══ Dataset records ══

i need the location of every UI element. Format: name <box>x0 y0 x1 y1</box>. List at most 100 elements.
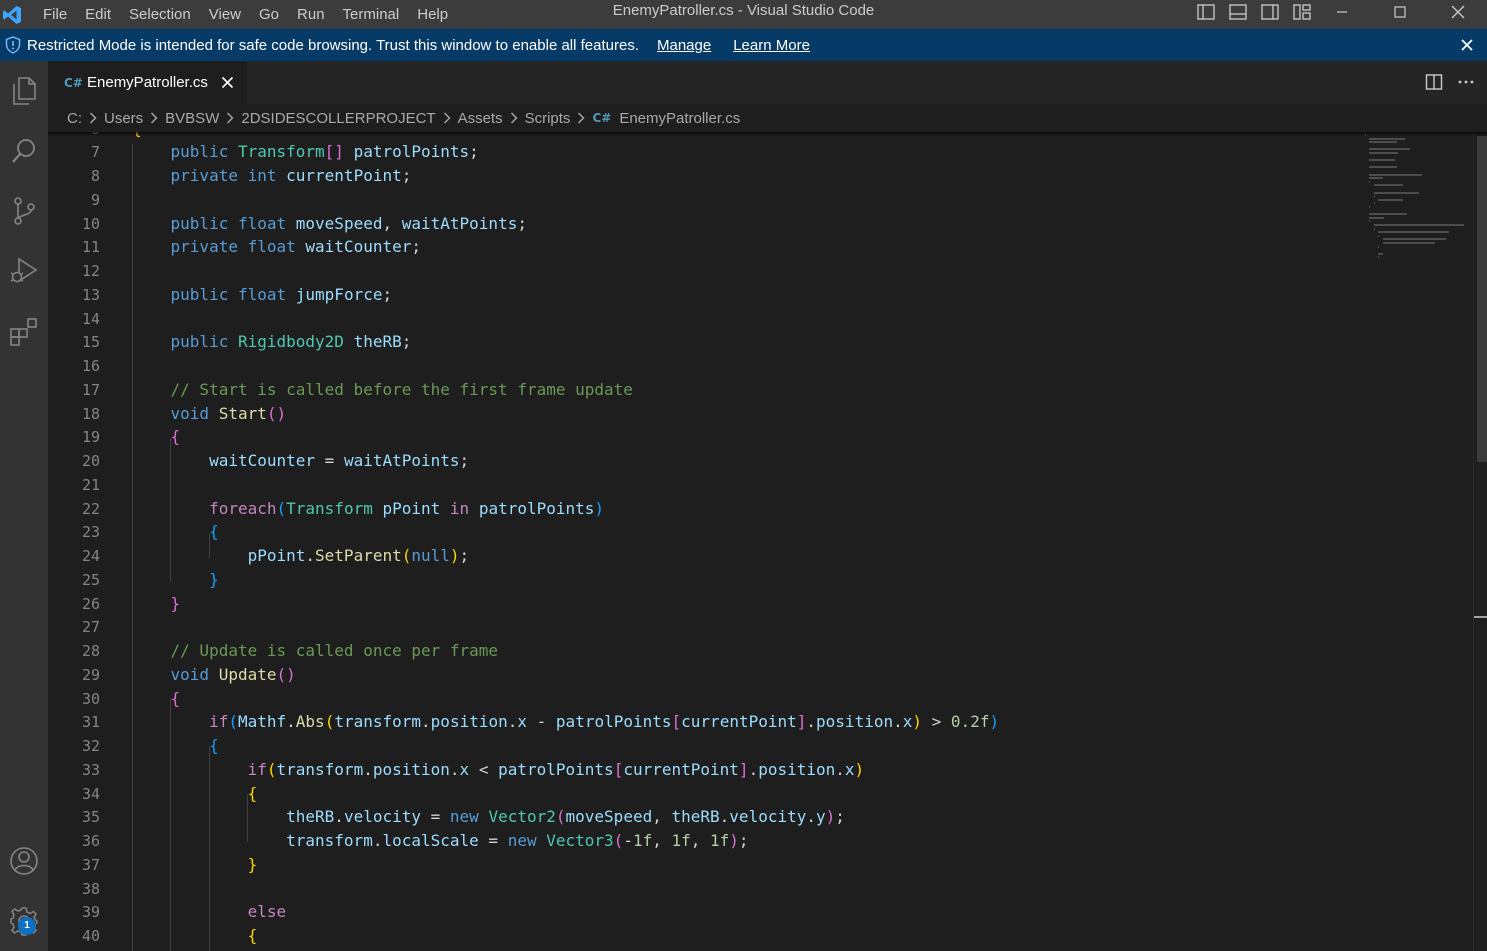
menu-view[interactable]: View <box>200 4 250 26</box>
menu-selection[interactable]: Selection <box>120 4 200 26</box>
chevron-right-icon <box>442 111 452 125</box>
close-icon[interactable] <box>1457 35 1477 55</box>
code-token: - <box>623 831 633 850</box>
breadcrumb-assets[interactable]: Assets <box>458 110 503 127</box>
menu-terminal[interactable]: Terminal <box>334 4 409 26</box>
code-token: () <box>266 403 287 423</box>
code-token: , <box>690 831 711 850</box>
code-token: ; <box>411 237 421 257</box>
breadcrumb-users[interactable]: Users <box>104 110 143 127</box>
code-token: public <box>132 142 238 162</box>
menu-file[interactable]: File <box>34 4 76 26</box>
menu-go[interactable]: Go <box>250 4 288 26</box>
scrollbar-thumb[interactable] <box>1477 136 1487 462</box>
minimap-line <box>1373 184 1404 187</box>
menu-help[interactable]: Help <box>408 4 457 26</box>
line-number: 12 <box>81 262 100 280</box>
code-token: y <box>816 807 826 827</box>
menu-bar: File Edit Selection View Go Run Terminal… <box>34 0 457 29</box>
minimap[interactable] <box>1361 132 1473 951</box>
minimap-line <box>1369 216 1384 219</box>
code-token: ) <box>449 546 460 565</box>
code-token: ; <box>469 142 479 162</box>
search-icon[interactable] <box>0 127 48 175</box>
code-token: else <box>132 902 287 922</box>
chevron-right-icon <box>149 111 159 125</box>
accounts-icon[interactable] <box>0 837 48 885</box>
toggle-secondary-sidebar-icon[interactable] <box>1254 0 1286 24</box>
code-token: transform <box>334 712 422 732</box>
code-token: < <box>469 759 499 779</box>
code-token: velocity <box>729 807 807 827</box>
code-token: SetParent <box>315 546 402 565</box>
code-line: void Update() <box>132 663 296 687</box>
code-token: waitAtPoints <box>401 213 518 233</box>
line-number: 10 <box>81 214 100 233</box>
extensions-icon[interactable] <box>0 307 48 355</box>
code-token: ; <box>459 546 470 565</box>
code-token: ; <box>401 332 412 352</box>
minimap-line <box>1373 195 1375 198</box>
split-editor-icon[interactable] <box>1425 73 1443 91</box>
code-token: . <box>748 759 759 779</box>
minimap-line <box>1373 224 1464 226</box>
code-token: ( <box>266 759 277 779</box>
minimize-icon[interactable] <box>1313 0 1371 24</box>
manage-link[interactable]: Manage <box>657 37 711 54</box>
code-token: , <box>652 807 672 827</box>
code-line: private int currentPoint; <box>132 164 412 188</box>
breadcrumb-drive[interactable]: C: <box>67 110 82 127</box>
code-token: ) <box>825 807 836 827</box>
more-actions-icon[interactable] <box>1457 73 1475 91</box>
minimap-line <box>1378 245 1380 248</box>
code-token: x <box>517 712 528 732</box>
code-token: x <box>459 759 470 779</box>
code-line: { <box>132 687 181 711</box>
code-token: { <box>132 783 258 803</box>
maximize-icon[interactable] <box>1371 0 1429 24</box>
line-number: 8 <box>90 167 100 185</box>
code-token: new <box>449 807 489 827</box>
menu-run[interactable]: Run <box>288 4 334 26</box>
source-control-icon[interactable] <box>0 187 48 235</box>
code-token: ; <box>382 284 393 304</box>
code-token: . <box>507 712 518 732</box>
code-line: } <box>132 568 219 592</box>
explorer-icon[interactable] <box>0 67 48 115</box>
code-line: { <box>132 425 181 449</box>
breadcrumb-scripts[interactable]: Scripts <box>525 110 571 127</box>
vertical-scrollbar[interactable] <box>1473 132 1487 951</box>
code-line: { <box>132 924 258 948</box>
close-window-icon[interactable] <box>1429 0 1487 24</box>
line-number: 37 <box>81 855 100 874</box>
close-icon[interactable] <box>220 75 236 91</box>
run-and-debug-icon[interactable] <box>0 247 48 295</box>
minimap-line <box>1378 231 1449 234</box>
tab-enemypatroller[interactable]: C# EnemyPatroller.cs <box>48 61 247 104</box>
breadcrumb-project[interactable]: 2DSIDESCOLLERPROJECT <box>241 110 435 127</box>
code-area[interactable]: { public Transform[] patrolPoints; priva… <box>132 132 1352 951</box>
code-token: null <box>411 546 450 565</box>
code-token: 1f <box>632 831 653 850</box>
manage-gear-icon[interactable]: 1 <box>0 897 48 945</box>
menu-edit[interactable]: Edit <box>76 4 120 26</box>
line-number-gutter: 6789101112131415161718192021222324252627… <box>48 132 108 951</box>
toggle-primary-sidebar-icon[interactable] <box>1190 0 1222 24</box>
code-token: , <box>652 831 672 850</box>
code-editor[interactable]: 6789101112131415161718192021222324252627… <box>48 132 1487 951</box>
code-line: private float waitCounter; <box>132 235 421 259</box>
code-token: private <box>132 166 248 185</box>
csharp-file-icon: C# <box>592 111 612 125</box>
learn-more-link[interactable]: Learn More <box>733 37 810 54</box>
line-number: 23 <box>81 523 100 542</box>
breadcrumb-file[interactable]: EnemyPatroller.cs <box>619 110 740 127</box>
code-line: if(Mathf.Abs(transform.position.x - patr… <box>132 710 999 734</box>
code-token: x <box>902 712 913 732</box>
code-token: velocity <box>343 807 421 827</box>
code-token: jumpForce <box>286 284 383 304</box>
breadcrumb-user[interactable]: BVBSW <box>165 110 219 127</box>
code-line: { <box>132 734 219 758</box>
toggle-panel-icon[interactable] <box>1222 0 1254 24</box>
restricted-mode-banner: Restricted Mode is intended for safe cod… <box>0 29 1487 61</box>
code-token: 0.2f <box>950 712 990 732</box>
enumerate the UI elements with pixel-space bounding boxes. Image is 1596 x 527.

═══

■ Short exercise
Rewrite the entire listing, replacing "velocity" with "speed" and changing nothing else. Leave the pictures out of your version.

■ Solution to the problem
i need the location of every UI element. Format: name <box>x0 y0 x1 y1</box>. List at most 100 elements.
menu-view[interactable]: View <box>200 4 250 26</box>
menu-selection[interactable]: Selection <box>120 4 200 26</box>
chevron-right-icon <box>442 111 452 125</box>
close-icon[interactable] <box>1457 35 1477 55</box>
code-token: - <box>623 831 633 850</box>
breadcrumb-assets[interactable]: Assets <box>458 110 503 127</box>
menu-terminal[interactable]: Terminal <box>334 4 409 26</box>
code-token: () <box>266 403 287 423</box>
code-token: , <box>690 831 711 850</box>
code-token: ; <box>411 237 421 257</box>
breadcrumb-users[interactable]: Users <box>104 110 143 127</box>
code-token: public <box>132 142 238 162</box>
menu-file[interactable]: File <box>34 4 76 26</box>
menu-go[interactable]: Go <box>250 4 288 26</box>
scrollbar-thumb[interactable] <box>1477 136 1487 462</box>
minimap-line <box>1373 184 1404 187</box>
menu-help[interactable]: Help <box>408 4 457 26</box>
line-number: 12 <box>81 262 100 280</box>
code-token: y <box>816 807 826 827</box>
menu-bar: File Edit Selection View Go Run Terminal… <box>34 0 457 29</box>
minimap[interactable] <box>1361 132 1473 951</box>
minimap-line <box>1369 216 1384 219</box>
code-token: ) <box>449 546 460 565</box>
code-token: ; <box>469 142 479 162</box>
search-icon[interactable] <box>0 127 48 175</box>
code-token: else <box>132 902 287 922</box>
chevron-right-icon <box>149 111 159 125</box>
accounts-icon[interactable] <box>0 837 48 885</box>
toggle-secondary-sidebar-icon[interactable] <box>1254 0 1286 24</box>
code-token: transform <box>334 712 422 732</box>
code-token: < <box>469 759 499 779</box>
code-token: speed <box>729 807 807 827</box>
code-token: SetParent <box>315 546 402 565</box>
code-line: void Update() <box>132 663 296 687</box>
code-token: waitAtPoints <box>401 213 518 233</box>
line-number: 10 <box>81 214 100 233</box>
extensions-icon[interactable] <box>0 307 48 355</box>
code-token: ; <box>459 546 470 565</box>
code-token: ; <box>401 332 412 352</box>
minimap-line <box>1373 195 1375 198</box>
split-editor-icon[interactable] <box>1425 73 1443 91</box>
code-token: . <box>748 759 759 779</box>
minimap-line <box>1373 224 1464 226</box>
code-token: ( <box>266 759 277 779</box>
minimize-icon[interactable] <box>1313 0 1371 24</box>
manage-link[interactable]: Manage <box>657 37 711 54</box>
code-token: , <box>652 807 672 827</box>
code-line: private int currentPoint; <box>132 164 412 188</box>
breadcrumb-drive[interactable]: C: <box>67 110 82 127</box>
code-token: ) <box>825 807 836 827</box>
more-actions-icon[interactable] <box>1457 73 1475 91</box>
minimap-line <box>1378 245 1380 248</box>
code-token: x <box>517 712 528 732</box>
code-token: x <box>459 759 470 779</box>
code-line: { <box>132 687 181 711</box>
code-token: { <box>132 783 258 803</box>
maximize-icon[interactable] <box>1371 0 1429 24</box>
line-number: 8 <box>90 167 100 185</box>
code-token: new <box>449 807 489 827</box>
menu-run[interactable]: Run <box>288 4 334 26</box>
source-control-icon[interactable] <box>0 187 48 235</box>
code-token: ; <box>382 284 393 304</box>
code-token: . <box>507 712 518 732</box>
code-line: } <box>132 568 219 592</box>
explorer-icon[interactable] <box>0 67 48 115</box>
code-line: { <box>132 425 181 449</box>
breadcrumb-scripts[interactable]: Scripts <box>525 110 571 127</box>
vertical-scrollbar[interactable] <box>1473 132 1487 951</box>
code-line: { <box>132 924 258 948</box>
close-window-icon[interactable] <box>1429 0 1487 24</box>
line-number: 37 <box>81 855 100 874</box>
close-icon[interactable] <box>220 75 236 91</box>
run-and-debug-icon[interactable] <box>0 247 48 295</box>
minimap-line <box>1378 231 1449 234</box>
tab-enemypatroller[interactable]: C# EnemyPatroller.cs <box>48 61 247 104</box>
breadcrumb-project[interactable]: 2DSIDESCOLLERPROJECT <box>241 110 435 127</box>
code-area[interactable]: { public Transform[] patrolPoints; priva… <box>132 132 1352 951</box>
code-token: null <box>411 546 450 565</box>
code-token: 1f <box>632 831 653 850</box>
manage-gear-icon[interactable]: 1 <box>0 897 48 945</box>
menu-edit[interactable]: Edit <box>76 4 120 26</box>
line-number-gutter: 6789101112131415161718192021222324252627… <box>48 132 108 951</box>
toggle-primary-sidebar-icon[interactable] <box>1190 0 1222 24</box>
code-token: , <box>652 831 672 850</box>
code-editor[interactable]: 6789101112131415161718192021222324252627… <box>48 132 1487 951</box>
code-line: private float waitCounter; <box>132 235 421 259</box>
code-token: private <box>132 166 248 185</box>
csharp-file-icon: C# <box>592 111 612 125</box>
learn-more-link[interactable]: Learn More <box>733 37 810 54</box>
line-number: 23 <box>81 523 100 542</box>
breadcrumb-file[interactable]: EnemyPatroller.cs <box>619 110 740 127</box>
code-line: if(Mathf.Abs(transform.position.x - patr… <box>132 710 999 734</box>
code-token: x <box>902 712 913 732</box>
code-token: speed <box>343 807 421 827</box>
code-token: jumpForce <box>286 284 383 304</box>
breadcrumb-user[interactable]: BVBSW <box>165 110 219 127</box>
code-line: { <box>132 734 219 758</box>
toggle-panel-icon[interactable] <box>1222 0 1254 24</box>
restricted-mode-banner: Restricted Mode is intended for safe cod… <box>0 29 1487 61</box>
code-token: 0.2f <box>950 712 990 732</box>
enumerate the UI elements with pixel-space bounding boxes. Image is 1596 x 527.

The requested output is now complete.